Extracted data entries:
○ ○ ○ ○ ○

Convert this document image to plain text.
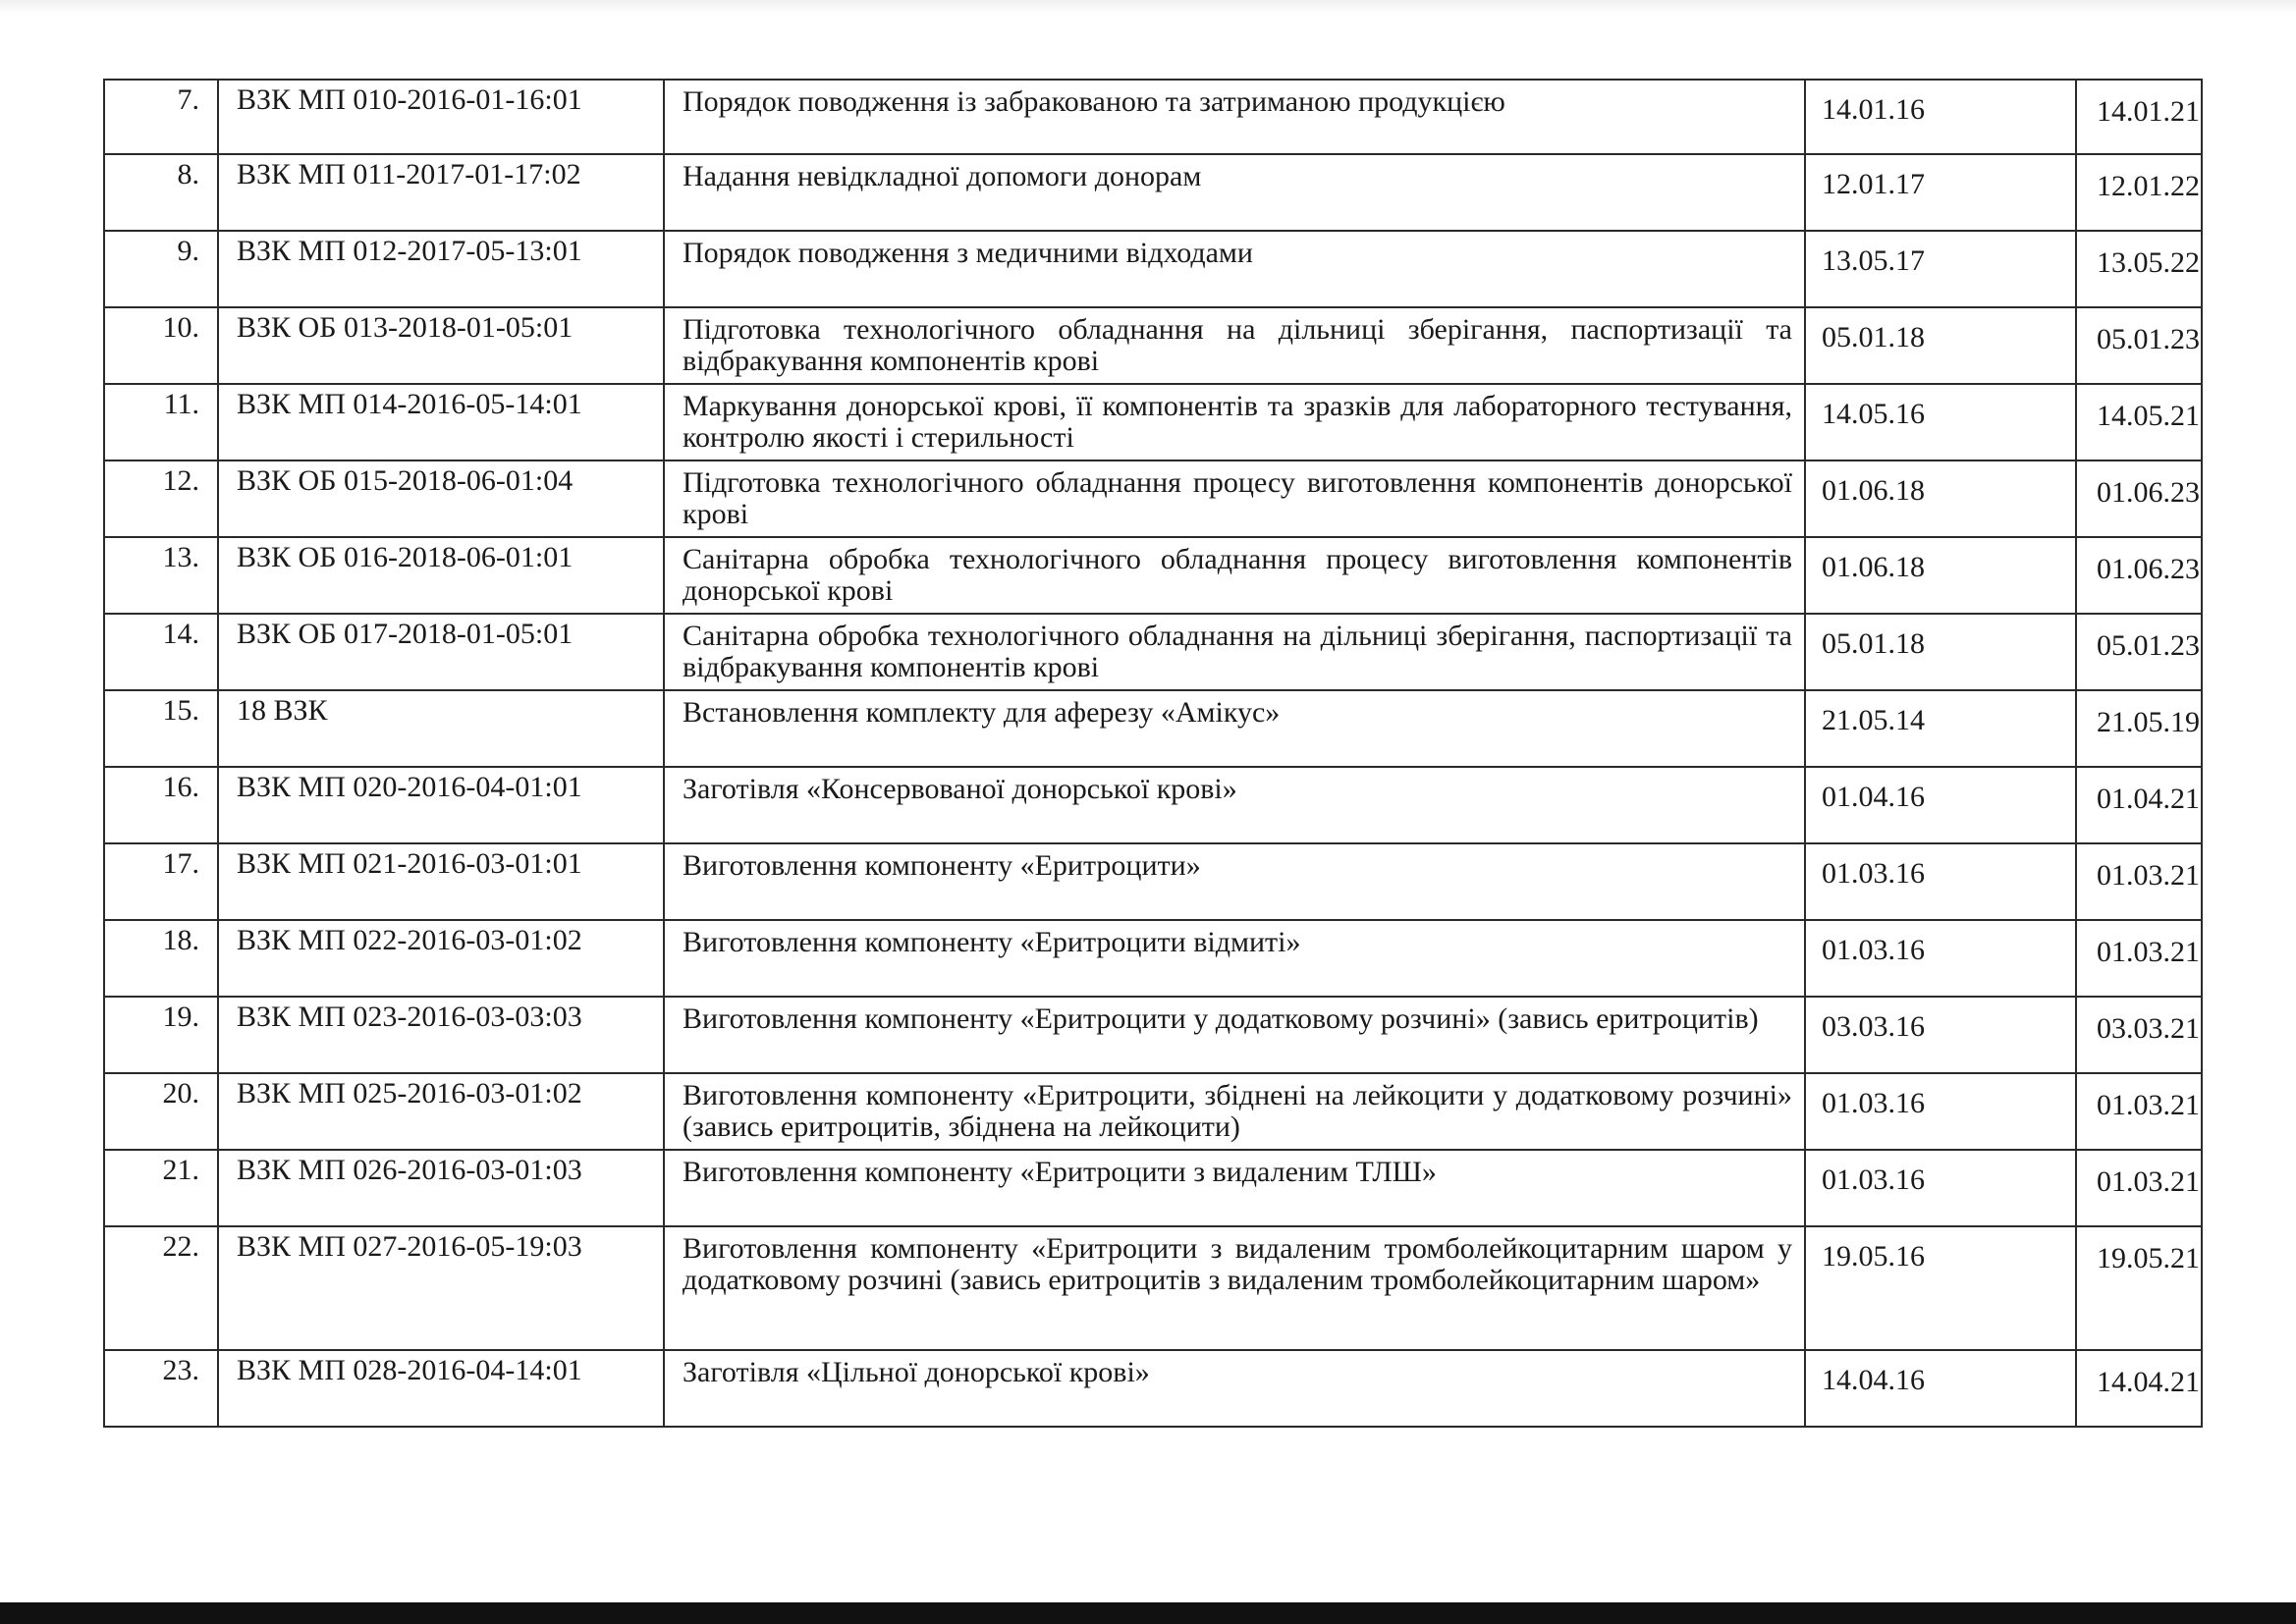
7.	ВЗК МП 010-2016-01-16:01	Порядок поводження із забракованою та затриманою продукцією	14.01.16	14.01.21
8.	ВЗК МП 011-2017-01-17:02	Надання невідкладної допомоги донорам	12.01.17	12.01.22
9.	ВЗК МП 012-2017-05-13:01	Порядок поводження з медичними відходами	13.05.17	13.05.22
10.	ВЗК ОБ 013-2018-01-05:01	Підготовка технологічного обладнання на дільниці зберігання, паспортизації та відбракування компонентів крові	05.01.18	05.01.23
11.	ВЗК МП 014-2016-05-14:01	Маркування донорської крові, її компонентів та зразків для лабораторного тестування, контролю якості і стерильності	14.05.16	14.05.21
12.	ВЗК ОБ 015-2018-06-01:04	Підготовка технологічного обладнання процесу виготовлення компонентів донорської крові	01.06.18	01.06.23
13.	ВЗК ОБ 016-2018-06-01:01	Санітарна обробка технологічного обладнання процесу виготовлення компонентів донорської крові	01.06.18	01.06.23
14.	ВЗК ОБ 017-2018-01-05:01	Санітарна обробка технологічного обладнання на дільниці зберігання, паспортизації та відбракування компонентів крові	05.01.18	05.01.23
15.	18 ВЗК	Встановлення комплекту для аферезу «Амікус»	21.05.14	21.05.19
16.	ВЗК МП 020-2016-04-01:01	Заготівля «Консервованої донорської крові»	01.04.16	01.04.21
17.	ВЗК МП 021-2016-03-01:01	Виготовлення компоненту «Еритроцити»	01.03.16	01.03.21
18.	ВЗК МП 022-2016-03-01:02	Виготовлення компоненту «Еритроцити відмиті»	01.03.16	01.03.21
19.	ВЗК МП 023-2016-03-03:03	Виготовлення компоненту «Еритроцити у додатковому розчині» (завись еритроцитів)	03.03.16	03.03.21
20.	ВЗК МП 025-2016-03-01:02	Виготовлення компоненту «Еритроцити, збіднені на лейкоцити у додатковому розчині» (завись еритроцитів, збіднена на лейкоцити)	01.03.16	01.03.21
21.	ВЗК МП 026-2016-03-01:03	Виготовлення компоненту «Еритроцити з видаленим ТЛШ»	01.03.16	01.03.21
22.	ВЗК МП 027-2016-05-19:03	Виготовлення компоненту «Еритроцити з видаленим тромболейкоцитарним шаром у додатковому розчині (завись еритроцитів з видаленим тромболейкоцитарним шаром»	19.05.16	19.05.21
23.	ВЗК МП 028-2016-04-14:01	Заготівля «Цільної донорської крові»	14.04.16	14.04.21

○ ○ ○ ○ ○

Task prompt:
Reproduce each line exactly, please, except for any pictures.

Solution for this task:
Convert this document image to plain text.
7.	ВЗК МП 010-2016-01-16:01	Порядок поводження із забракованою та затриманою продукцією	14.01.16	14.01.21
8.	ВЗК МП 011-2017-01-17:02	Надання невідкладної допомоги донорам	12.01.17	12.01.22
9.	ВЗК МП 012-2017-05-13:01	Порядок поводження з медичними відходами	13.05.17	13.05.22
10.	ВЗК ОБ 013-2018-01-05:01	Підготовка технологічного обладнання на дільниці зберігання, паспортизації та відбракування компонентів крові	05.01.18	05.01.23
11.	ВЗК МП 014-2016-05-14:01	Маркування донорської крові, її компонентів та зразків для лабораторного тестування, контролю якості і стерильності	14.05.16	14.05.21
12.	ВЗК ОБ 015-2018-06-01:04	Підготовка технологічного обладнання процесу виготовлення компонентів донорської крові	01.06.18	01.06.23
13.	ВЗК ОБ 016-2018-06-01:01	Санітарна обробка технологічного обладнання процесу виготовлення компонентів донорської крові	01.06.18	01.06.23
14.	ВЗК ОБ 017-2018-01-05:01	Санітарна обробка технологічного обладнання на дільниці зберігання, паспортизації та відбракування компонентів крові	05.01.18	05.01.23
15.	18 ВЗК	Встановлення комплекту для аферезу «Амікус»	21.05.14	21.05.19
16.	ВЗК МП 020-2016-04-01:01	Заготівля «Консервованої донорської крові»	01.04.16	01.04.21
17.	ВЗК МП 021-2016-03-01:01	Виготовлення компоненту «Еритроцити»	01.03.16	01.03.21
18.	ВЗК МП 022-2016-03-01:02	Виготовлення компоненту «Еритроцити відмиті»	01.03.16	01.03.21
19.	ВЗК МП 023-2016-03-03:03	Виготовлення компоненту «Еритроцити у додатковому розчині» (завись еритроцитів)	03.03.16	03.03.21
20.	ВЗК МП 025-2016-03-01:02	Виготовлення компоненту «Еритроцити, збіднені на лейкоцити у додатковому розчині» (завись еритроцитів, збіднена на лейкоцити)	01.03.16	01.03.21
21.	ВЗК МП 026-2016-03-01:03	Виготовлення компоненту «Еритроцити з видаленим ТЛШ»	01.03.16	01.03.21
22.	ВЗК МП 027-2016-05-19:03	Виготовлення компоненту «Еритроцити з видаленим тромболейкоцитарним шаром у додатковому розчині (завись еритроцитів з видаленим тромболейкоцитарним шаром»	19.05.16	19.05.21
23.	ВЗК МП 028-2016-04-14:01	Заготівля «Цільної донорської крові»	14.04.16	14.04.21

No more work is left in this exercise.